= Short problem =
Report the count of lines containing the word "Time" in the entries below, and nothing more.
--- START OF Records for this exercise ---
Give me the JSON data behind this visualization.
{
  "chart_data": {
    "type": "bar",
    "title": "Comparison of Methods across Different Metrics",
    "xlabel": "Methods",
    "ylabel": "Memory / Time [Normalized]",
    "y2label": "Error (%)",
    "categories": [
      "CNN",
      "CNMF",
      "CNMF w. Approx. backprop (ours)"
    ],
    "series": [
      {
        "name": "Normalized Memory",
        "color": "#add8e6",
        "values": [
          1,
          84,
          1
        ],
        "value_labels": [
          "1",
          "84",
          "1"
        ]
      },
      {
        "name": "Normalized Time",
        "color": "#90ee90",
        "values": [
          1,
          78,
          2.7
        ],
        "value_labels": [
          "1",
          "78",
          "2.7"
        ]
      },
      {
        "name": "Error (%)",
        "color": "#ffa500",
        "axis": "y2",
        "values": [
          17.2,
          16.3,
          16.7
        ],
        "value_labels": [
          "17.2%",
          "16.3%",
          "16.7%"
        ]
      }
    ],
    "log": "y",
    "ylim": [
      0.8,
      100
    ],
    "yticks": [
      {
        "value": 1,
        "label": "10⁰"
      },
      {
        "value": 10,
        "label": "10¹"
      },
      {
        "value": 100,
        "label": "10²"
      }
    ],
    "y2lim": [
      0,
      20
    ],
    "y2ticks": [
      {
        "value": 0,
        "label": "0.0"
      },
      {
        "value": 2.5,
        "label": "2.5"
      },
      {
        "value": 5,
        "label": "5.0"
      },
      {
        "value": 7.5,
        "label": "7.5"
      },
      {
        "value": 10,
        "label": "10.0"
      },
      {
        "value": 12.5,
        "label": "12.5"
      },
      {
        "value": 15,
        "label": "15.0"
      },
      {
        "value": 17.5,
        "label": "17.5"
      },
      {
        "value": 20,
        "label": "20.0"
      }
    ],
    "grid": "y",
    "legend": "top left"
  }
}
--- END OF Records for this exercise ---
= Completed task =
2